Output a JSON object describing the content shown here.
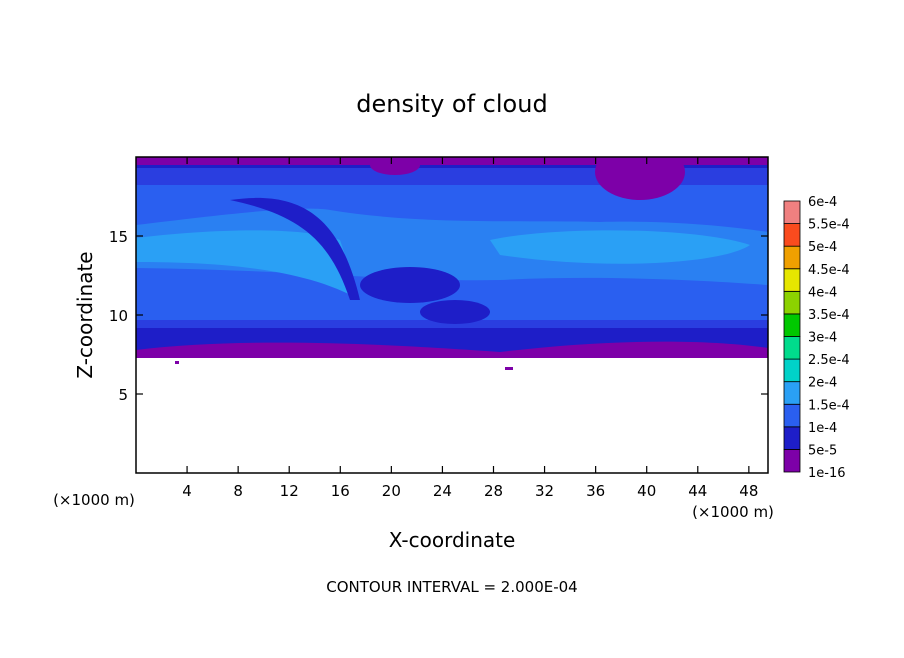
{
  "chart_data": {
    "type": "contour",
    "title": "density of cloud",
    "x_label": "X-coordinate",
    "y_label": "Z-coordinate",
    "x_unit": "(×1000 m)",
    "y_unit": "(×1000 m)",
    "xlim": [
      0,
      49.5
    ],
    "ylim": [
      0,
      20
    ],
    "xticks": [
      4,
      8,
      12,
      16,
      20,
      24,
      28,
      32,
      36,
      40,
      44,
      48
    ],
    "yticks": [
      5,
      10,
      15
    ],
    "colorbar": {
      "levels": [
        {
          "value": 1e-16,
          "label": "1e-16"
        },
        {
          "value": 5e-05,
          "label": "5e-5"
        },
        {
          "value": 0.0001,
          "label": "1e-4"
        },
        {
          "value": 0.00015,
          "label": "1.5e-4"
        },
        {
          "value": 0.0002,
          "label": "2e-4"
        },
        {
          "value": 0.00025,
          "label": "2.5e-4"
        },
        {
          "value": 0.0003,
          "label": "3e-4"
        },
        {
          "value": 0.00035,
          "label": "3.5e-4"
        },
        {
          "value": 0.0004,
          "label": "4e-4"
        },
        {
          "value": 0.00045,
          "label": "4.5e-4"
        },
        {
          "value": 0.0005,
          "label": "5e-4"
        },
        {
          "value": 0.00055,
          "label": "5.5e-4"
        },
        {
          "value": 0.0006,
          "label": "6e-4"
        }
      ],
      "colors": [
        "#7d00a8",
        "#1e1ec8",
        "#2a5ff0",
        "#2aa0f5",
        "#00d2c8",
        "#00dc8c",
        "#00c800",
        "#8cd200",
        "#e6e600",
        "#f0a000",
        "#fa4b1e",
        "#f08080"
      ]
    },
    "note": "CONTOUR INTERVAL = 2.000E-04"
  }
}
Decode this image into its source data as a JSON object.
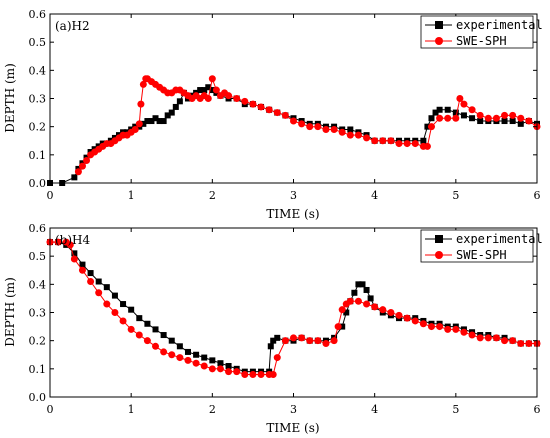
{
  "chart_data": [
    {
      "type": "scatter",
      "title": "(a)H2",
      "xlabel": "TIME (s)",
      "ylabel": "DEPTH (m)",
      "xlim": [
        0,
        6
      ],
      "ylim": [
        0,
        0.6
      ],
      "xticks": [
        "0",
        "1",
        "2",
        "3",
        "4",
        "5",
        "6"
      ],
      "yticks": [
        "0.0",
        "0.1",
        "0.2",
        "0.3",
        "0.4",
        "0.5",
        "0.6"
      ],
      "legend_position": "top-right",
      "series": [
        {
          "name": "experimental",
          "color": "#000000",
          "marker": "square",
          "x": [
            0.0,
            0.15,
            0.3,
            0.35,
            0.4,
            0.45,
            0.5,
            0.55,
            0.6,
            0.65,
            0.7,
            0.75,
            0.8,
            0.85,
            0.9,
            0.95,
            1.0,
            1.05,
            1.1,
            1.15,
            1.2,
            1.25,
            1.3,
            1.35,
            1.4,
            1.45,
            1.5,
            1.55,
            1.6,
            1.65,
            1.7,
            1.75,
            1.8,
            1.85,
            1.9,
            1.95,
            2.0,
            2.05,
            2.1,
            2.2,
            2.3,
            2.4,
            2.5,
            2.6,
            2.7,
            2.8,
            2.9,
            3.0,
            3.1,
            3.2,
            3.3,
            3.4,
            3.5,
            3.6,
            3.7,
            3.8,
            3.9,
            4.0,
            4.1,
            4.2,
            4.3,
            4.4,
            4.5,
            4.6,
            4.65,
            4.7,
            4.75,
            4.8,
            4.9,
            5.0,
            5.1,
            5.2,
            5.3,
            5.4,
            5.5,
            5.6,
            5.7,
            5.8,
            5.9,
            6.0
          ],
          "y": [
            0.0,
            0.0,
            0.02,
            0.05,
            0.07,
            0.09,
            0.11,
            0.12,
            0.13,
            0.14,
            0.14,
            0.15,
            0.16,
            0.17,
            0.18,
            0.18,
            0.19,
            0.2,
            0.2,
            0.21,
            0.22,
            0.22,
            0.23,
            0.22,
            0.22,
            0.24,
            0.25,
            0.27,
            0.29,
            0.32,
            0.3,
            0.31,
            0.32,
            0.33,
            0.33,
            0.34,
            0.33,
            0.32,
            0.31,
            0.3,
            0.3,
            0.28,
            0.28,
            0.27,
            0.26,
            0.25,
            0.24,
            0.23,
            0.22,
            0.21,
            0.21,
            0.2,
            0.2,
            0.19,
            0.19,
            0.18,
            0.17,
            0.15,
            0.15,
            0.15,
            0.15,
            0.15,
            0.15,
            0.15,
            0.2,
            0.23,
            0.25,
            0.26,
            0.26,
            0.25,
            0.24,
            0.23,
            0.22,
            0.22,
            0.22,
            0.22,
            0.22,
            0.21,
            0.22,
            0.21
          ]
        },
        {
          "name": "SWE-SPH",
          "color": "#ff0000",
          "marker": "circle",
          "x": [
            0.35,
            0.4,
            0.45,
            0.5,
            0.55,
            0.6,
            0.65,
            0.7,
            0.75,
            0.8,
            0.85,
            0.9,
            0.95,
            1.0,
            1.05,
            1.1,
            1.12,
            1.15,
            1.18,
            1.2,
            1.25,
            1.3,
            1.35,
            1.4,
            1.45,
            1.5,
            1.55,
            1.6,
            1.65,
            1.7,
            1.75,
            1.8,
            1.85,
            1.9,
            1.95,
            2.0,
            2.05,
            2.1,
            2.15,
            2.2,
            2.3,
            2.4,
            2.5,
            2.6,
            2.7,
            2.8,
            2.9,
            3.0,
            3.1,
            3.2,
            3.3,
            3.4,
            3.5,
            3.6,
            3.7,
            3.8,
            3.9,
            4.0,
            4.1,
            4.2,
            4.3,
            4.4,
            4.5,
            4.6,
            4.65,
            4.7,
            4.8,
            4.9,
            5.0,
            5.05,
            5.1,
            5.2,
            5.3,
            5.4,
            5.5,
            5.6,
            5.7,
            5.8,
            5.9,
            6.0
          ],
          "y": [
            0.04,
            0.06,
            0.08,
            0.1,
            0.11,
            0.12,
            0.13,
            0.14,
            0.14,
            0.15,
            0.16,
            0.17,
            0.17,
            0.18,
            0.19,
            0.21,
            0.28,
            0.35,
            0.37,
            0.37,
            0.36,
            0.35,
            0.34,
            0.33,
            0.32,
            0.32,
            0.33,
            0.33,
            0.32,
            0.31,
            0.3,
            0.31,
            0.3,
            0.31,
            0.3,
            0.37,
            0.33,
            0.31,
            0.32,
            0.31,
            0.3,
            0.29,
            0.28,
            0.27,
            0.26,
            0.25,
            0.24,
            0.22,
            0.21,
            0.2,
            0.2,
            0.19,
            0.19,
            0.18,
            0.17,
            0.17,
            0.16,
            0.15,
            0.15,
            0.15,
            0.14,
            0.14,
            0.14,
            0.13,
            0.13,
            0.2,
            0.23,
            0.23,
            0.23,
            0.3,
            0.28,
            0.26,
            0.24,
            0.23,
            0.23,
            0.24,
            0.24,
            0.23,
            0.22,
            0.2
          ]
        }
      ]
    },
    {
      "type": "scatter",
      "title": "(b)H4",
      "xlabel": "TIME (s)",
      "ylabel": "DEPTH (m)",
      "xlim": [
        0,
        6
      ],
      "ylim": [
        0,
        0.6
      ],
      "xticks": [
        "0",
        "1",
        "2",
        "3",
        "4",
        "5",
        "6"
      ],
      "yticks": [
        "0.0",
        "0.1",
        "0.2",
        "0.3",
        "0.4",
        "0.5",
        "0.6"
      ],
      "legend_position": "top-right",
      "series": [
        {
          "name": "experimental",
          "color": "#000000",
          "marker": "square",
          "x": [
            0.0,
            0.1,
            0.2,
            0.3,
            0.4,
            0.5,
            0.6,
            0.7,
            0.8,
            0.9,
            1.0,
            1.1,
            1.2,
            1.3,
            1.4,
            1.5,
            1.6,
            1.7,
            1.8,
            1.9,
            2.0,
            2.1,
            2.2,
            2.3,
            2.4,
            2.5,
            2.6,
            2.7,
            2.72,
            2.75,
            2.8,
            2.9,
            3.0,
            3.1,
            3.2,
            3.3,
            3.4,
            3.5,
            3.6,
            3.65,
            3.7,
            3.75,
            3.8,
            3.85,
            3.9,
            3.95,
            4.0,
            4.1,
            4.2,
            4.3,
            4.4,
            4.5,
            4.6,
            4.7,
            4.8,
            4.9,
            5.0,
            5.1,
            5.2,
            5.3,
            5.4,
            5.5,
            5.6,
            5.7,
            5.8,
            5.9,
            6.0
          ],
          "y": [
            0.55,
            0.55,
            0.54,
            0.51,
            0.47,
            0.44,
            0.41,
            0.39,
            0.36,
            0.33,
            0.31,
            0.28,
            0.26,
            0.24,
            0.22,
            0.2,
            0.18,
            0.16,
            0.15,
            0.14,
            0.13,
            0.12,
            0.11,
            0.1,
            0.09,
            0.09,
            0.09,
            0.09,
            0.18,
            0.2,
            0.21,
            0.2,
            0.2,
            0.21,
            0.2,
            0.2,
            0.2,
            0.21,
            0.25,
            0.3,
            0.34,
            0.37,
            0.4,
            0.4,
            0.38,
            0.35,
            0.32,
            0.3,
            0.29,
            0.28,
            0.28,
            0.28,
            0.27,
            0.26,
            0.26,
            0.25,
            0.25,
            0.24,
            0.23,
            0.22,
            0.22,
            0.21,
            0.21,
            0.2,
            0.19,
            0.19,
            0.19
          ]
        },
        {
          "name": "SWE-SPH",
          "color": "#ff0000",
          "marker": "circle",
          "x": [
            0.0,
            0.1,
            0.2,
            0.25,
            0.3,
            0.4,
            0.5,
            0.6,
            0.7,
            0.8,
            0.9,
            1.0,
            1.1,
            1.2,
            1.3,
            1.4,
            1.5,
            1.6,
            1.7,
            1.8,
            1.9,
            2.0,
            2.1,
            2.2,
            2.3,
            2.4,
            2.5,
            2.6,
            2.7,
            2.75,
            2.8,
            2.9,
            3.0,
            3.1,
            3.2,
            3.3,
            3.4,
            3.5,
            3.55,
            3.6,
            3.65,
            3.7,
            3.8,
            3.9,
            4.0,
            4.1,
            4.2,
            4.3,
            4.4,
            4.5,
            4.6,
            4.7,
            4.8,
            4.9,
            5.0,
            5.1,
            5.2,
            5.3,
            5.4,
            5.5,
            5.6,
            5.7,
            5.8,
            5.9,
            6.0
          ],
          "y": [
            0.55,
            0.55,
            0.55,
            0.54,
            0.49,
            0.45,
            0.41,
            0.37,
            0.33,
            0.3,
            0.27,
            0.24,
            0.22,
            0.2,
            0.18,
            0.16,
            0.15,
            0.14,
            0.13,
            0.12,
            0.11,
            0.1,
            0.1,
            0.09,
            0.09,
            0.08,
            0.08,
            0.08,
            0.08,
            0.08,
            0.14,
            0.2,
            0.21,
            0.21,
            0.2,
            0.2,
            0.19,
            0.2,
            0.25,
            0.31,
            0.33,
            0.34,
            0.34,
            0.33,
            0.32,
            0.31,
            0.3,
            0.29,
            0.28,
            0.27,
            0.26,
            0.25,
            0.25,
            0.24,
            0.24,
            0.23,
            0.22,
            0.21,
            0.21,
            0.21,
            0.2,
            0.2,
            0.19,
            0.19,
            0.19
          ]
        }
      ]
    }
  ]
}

#### SHORT TASK:
Go through the records and pull out each line that includes the word "object".

#### CORRECT OUTPUT:
Output a JSON object describing the content shown here.
Decode this image into its source data as a JSON object.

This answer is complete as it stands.